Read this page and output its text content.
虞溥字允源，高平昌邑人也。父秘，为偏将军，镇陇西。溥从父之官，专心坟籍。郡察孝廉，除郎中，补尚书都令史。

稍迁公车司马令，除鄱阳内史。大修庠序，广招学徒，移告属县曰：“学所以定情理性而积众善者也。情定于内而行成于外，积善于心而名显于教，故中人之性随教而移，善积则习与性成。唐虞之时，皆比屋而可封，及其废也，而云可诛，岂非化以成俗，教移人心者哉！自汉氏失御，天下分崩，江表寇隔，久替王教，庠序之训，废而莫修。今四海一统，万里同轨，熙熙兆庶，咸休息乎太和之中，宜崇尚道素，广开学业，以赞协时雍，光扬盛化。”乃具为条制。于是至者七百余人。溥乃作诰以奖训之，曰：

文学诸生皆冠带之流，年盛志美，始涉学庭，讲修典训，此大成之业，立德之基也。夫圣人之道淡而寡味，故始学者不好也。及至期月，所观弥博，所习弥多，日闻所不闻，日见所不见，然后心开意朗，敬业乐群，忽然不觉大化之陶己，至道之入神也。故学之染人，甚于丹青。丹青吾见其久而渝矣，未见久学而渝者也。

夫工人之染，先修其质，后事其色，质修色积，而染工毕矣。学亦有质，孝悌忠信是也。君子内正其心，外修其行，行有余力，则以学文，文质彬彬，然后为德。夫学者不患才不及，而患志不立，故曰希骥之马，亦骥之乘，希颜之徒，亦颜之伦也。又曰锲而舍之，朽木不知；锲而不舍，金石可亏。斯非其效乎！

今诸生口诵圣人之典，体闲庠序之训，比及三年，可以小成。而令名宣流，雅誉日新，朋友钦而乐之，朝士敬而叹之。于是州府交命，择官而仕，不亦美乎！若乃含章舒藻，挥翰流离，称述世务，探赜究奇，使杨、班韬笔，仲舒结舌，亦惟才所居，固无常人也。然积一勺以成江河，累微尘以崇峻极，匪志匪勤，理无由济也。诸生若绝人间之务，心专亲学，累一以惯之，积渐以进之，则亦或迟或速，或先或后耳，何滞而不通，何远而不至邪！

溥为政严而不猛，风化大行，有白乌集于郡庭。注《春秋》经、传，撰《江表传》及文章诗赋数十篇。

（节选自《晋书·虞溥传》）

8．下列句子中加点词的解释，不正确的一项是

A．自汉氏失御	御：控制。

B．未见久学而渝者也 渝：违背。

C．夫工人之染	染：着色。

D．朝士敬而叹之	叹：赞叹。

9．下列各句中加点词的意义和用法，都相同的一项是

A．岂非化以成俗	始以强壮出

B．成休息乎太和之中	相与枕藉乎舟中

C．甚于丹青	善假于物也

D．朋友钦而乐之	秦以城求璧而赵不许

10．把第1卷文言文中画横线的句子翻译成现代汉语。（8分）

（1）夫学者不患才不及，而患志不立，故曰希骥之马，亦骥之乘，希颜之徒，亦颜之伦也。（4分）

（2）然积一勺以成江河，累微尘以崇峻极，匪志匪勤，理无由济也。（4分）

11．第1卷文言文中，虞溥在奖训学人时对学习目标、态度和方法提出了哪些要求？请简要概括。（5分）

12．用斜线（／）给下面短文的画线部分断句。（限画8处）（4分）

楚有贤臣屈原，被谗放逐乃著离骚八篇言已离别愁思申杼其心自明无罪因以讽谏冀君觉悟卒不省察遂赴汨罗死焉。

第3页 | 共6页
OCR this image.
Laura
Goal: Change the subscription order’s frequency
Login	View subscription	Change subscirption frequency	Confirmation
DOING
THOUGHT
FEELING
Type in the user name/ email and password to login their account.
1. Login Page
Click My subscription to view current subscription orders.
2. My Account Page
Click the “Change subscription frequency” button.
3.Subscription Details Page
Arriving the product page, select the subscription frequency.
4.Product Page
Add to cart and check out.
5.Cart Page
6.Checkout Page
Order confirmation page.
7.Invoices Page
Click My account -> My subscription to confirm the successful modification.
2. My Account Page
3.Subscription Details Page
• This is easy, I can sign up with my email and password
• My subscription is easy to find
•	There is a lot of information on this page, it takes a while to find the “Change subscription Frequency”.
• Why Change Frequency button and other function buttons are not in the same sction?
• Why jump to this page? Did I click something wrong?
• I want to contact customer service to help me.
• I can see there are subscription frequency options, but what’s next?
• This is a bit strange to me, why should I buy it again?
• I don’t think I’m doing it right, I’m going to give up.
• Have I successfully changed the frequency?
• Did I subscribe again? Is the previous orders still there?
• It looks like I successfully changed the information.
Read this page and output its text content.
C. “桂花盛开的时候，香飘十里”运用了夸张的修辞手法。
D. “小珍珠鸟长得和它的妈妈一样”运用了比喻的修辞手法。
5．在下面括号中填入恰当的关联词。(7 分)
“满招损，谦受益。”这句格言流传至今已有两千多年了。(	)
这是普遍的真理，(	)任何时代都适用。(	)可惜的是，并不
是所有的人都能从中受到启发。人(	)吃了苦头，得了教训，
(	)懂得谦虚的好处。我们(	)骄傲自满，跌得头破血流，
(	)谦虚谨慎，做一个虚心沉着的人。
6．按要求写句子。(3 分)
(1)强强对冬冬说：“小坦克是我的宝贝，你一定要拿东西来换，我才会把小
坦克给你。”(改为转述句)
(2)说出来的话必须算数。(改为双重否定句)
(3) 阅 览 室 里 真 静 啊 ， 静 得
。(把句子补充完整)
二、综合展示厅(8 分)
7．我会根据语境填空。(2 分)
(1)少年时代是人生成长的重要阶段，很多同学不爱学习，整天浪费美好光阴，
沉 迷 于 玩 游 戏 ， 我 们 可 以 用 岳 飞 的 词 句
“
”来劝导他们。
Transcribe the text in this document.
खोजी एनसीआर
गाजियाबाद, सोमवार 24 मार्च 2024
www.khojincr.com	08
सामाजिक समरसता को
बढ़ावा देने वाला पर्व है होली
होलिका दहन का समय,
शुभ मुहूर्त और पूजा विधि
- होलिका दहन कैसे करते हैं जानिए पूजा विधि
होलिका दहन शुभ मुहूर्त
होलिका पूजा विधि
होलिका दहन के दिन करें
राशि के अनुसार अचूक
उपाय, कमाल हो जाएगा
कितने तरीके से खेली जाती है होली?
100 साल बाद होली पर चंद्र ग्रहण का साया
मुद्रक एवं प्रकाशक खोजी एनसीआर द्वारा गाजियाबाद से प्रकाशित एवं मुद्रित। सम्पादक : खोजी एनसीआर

■ ■ ■ ■ ■ ■ ■

THE PROBLEM >>
In the entries above, locate every line with the word "夫工人之染" and copy it.

RESULT FOR THIS TASK >>
夫工人之染，先修其质，后事其色，质修色积，而染工毕矣。学亦有质，孝悌忠信是也。君子内正其心，外修其行，行有余力，则以学文，文质彬彬，然后为德。夫学者不患才不及，而患志不立，故曰希骥之马，亦骥之乘，希颜之徒，亦颜之伦也。又曰锲而舍之，朽木不知；锲而不舍，金石可亏。斯非其效乎！
C．夫工人之染	染：着色。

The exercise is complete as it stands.